Work to be completed: Select the lines below containing the word "title".

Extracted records
··········
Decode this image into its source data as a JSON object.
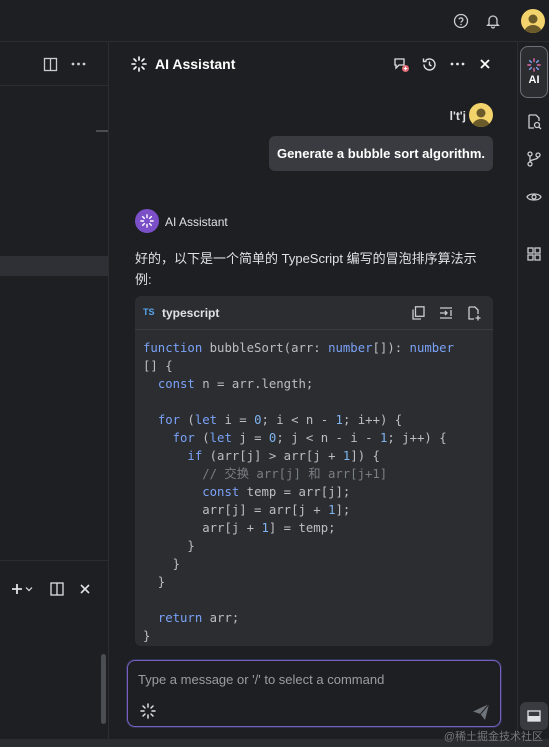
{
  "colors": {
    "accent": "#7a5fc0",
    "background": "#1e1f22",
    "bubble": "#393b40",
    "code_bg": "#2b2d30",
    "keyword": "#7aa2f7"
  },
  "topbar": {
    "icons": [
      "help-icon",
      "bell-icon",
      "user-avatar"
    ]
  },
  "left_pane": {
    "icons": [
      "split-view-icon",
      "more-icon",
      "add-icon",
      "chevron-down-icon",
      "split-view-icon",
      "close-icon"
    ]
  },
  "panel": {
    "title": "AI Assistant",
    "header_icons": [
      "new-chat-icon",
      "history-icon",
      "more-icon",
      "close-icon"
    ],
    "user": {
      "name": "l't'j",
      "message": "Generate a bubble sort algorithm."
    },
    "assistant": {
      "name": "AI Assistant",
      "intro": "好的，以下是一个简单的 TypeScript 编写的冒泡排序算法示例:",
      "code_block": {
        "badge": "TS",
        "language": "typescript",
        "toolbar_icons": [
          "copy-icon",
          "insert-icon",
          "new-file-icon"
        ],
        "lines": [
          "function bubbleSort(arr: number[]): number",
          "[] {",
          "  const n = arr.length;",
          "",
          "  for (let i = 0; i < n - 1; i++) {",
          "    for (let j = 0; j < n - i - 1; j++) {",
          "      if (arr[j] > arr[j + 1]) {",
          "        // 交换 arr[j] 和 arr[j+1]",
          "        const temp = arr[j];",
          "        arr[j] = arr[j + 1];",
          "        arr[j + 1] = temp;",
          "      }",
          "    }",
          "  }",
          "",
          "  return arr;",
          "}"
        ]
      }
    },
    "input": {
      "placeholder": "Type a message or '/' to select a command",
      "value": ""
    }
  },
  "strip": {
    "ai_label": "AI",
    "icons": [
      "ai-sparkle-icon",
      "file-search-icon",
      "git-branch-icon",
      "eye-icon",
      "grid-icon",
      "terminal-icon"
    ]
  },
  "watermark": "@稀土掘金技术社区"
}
··········
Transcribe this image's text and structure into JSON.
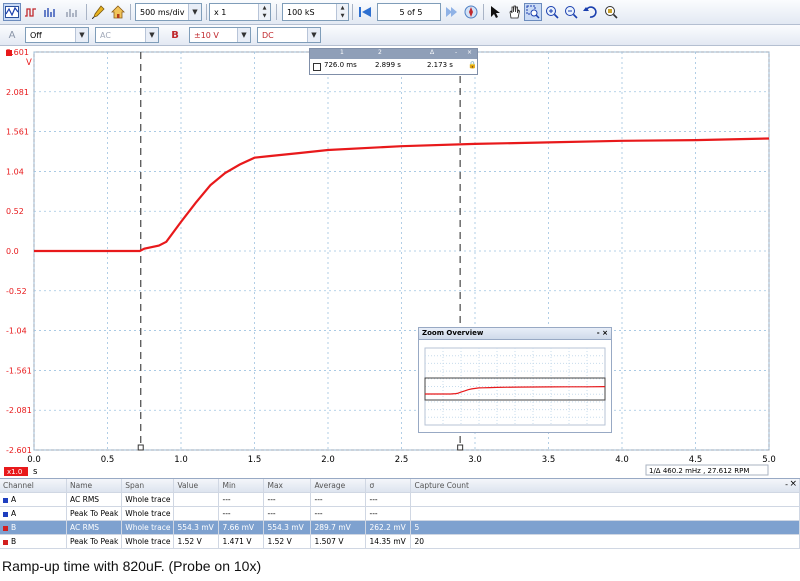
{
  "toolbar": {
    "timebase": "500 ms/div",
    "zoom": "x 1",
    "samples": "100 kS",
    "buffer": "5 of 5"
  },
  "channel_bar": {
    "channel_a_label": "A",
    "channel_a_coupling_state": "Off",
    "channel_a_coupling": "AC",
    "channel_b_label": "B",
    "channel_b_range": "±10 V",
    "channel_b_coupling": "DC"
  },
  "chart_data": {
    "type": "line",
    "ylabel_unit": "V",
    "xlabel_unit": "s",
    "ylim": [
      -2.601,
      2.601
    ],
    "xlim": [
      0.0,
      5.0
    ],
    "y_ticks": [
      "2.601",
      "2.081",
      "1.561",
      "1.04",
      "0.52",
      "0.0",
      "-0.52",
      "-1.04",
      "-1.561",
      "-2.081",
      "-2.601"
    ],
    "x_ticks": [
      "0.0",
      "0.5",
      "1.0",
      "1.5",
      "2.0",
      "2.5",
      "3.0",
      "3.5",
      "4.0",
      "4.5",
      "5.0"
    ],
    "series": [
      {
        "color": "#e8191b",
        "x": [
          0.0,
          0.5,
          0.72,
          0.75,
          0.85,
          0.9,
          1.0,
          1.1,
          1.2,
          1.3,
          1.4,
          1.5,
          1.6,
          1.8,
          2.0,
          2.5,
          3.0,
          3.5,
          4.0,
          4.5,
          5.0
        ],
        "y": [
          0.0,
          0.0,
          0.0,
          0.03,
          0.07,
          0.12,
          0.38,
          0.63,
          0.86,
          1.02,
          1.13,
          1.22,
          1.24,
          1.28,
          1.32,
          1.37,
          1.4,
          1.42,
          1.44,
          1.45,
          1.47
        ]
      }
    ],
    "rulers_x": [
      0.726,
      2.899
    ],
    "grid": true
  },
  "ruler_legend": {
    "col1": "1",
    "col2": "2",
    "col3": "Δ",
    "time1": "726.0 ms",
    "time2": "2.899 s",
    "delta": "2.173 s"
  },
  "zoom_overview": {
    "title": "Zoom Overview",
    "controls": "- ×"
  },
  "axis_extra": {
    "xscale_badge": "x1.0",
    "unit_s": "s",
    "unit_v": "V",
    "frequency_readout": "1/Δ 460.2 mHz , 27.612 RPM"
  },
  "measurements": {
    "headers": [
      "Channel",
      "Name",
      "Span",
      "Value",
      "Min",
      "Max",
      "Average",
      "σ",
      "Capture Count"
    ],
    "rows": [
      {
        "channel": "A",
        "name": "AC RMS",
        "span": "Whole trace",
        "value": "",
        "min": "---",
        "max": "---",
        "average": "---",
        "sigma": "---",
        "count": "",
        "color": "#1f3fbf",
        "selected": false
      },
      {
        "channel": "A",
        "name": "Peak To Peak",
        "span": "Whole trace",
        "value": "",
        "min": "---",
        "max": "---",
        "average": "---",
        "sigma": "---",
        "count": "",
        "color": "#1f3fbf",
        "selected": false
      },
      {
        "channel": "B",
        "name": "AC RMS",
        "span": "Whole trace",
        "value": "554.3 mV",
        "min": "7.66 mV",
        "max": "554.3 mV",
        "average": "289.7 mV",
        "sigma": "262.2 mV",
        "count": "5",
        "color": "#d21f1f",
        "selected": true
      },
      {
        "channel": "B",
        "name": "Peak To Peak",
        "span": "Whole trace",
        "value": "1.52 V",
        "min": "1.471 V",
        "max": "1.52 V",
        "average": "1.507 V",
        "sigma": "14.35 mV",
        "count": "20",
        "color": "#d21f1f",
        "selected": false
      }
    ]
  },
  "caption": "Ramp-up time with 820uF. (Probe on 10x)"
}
··········
Task solution:
    "title": "AI Assistant",
    "title": "Zoom Overview",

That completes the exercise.